Quoted passage —
# # # # #
In this edition, the spotlight is on Mosi Dorbayani, a noted executive adviser, and an award-winning author and songwriter, based in Vancouver, British Columbia. Forbes addresses him as “The Father of The Coadunate Economic Model”, NBC Network calls him “A Truly Renaissance Man”, and MTV calls him “An Extraordinary Cultural Influencer”.
Welcome to Spotlight Magazine.
MD: It’s a pleasure to be here.
As a cultural magazine, covering many aspects of social policy and arts in Canada and beyond, we believe our readers are interested to learn more about your views on ‘Cultural Diplomacy’. Therefore, without further ado…
How culture can reshape the global policy?
MD: The soft power of culture has the potential to reshape global diplomacy. We all experienced it repeatedly that there is no military solution – dialogue and diplomacy are the only guarantee of long-lasting peace.
To maintain peace, order and stability, while strength and military may be kept reserved, tact and diplomacy would in fact best serve the objectives of world-order. Cultural diplomacy and implementation of its soft penetrating power can create trust between people and amongst nations, provide a positive common ground for cooperation despite of political differences, and can create a platform for individuals and groups to interact so that they pave new opportunities to resume diplomatic relations, where and when they have been constrained or cut.
Speaking of constrained relations, how cultural diplomacy can effectively help managing crisis?
MD: Wise policymakers, smart political leaders, world-class educators, and philosophers all have long realized the power that entails from having a debate or forging dialogue. Creative industry in any given culture has that unique power to softly engage people. One may use the language of music, the other, the power of silver screen; one may engage audience on stage, while the other trigger them through words of a song. Regardless of instrument, the purpose is the same – to server the betterment of humanity, especially during the crisis. Cultural diplomacy, when properly learned and applied, not only has the novel capacity to impact ‘the world public sentiment’, but also the ‘belief system of people, their networks, and their countries’. Ultimately, the main objective of cultural diplomacy is to advance mutual understanding. And through that, we can facilitate tolerance, and as the result reduce tensions to manage crisis.
Do you think governments around the world should back cultural diplomacy?
MD: Well, having governments to back cultural diplomacy is not free from risk. Governments may get tempted to manipulate cultural products and use them for propaganda. The examples can be seen by countries such as United States, France, and China. While we cannot ignore the critical role of governments in supporting arts and culture, the actual practice of cultural diplomacy is better left to those creators of arts. Eventually it is not the politicians or political diplomats in the office who are creating the medium for cultural diplomacy or cultural exchange, but the artists, writers, performers and their entire industry. Those voices, creative minds, contributors and performers are in fact the true savior and real cultural diplomats.
Are we looking at culture differently from our neighbor country, United States?
MD: America sees culture as a set of products to export, whereas here in Canada we mostly see it as part of our identity and a source of pride. Moreover, we usually use culture and creative industry to build up community partnership. According to the latest statistics by Canadian Association for the Performing Arts (CAPACOA, 2017), Canadian creative industry plays a pivotal role across our communities. For example, 86% of our creative entities already work in partnership with other arts organizations, 84% work with a wide variety of community organizations, 78 % are collaborating with schools or educational institutions across the country, 67% are partnering with government, and 64% are working with the private sector. So, I can confidently say our culture is ‘collaborative’ and ‘community oriented’.
# # # # #
What to produce —
Rewrite the Spotlight Magazine interview starting at "MD: The soft" and ending at "of long-lasting peace.", using "international relations" in place of "global diplomacy".

Data lines —
# # # # #
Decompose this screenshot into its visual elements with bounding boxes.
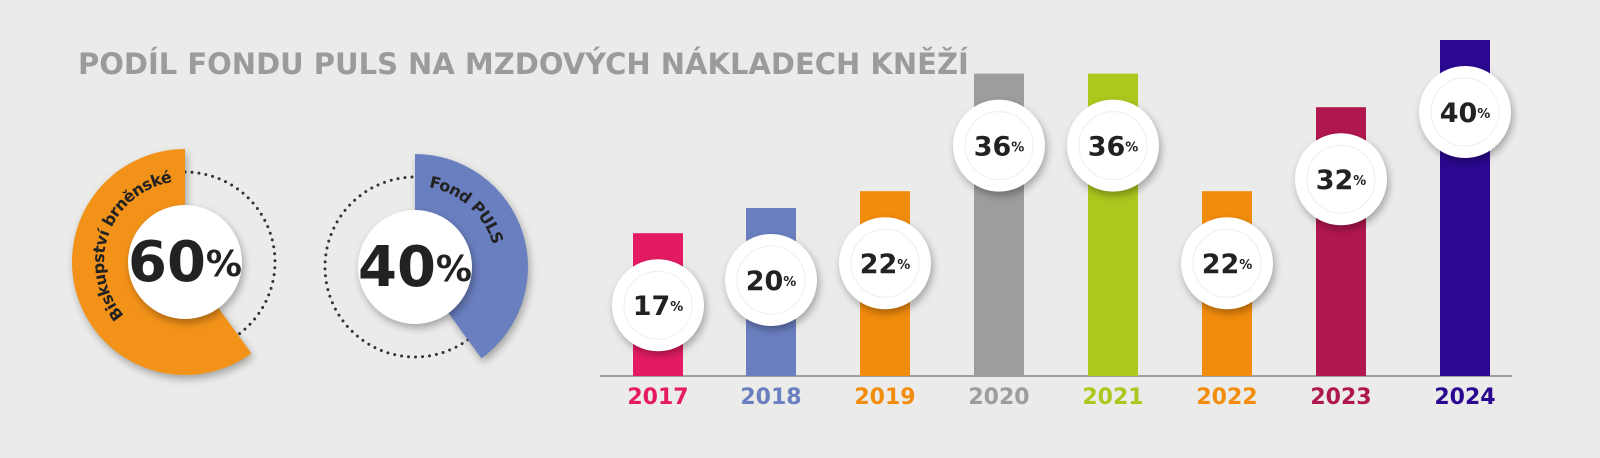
# # # # #
Solution for this exercise —
MD: The soft power of culture has the potential to reshape international relations. We all experienced it repeatedly that there is no military solution – dialogue and diplomacy are the only guarantee of long-lasting peace.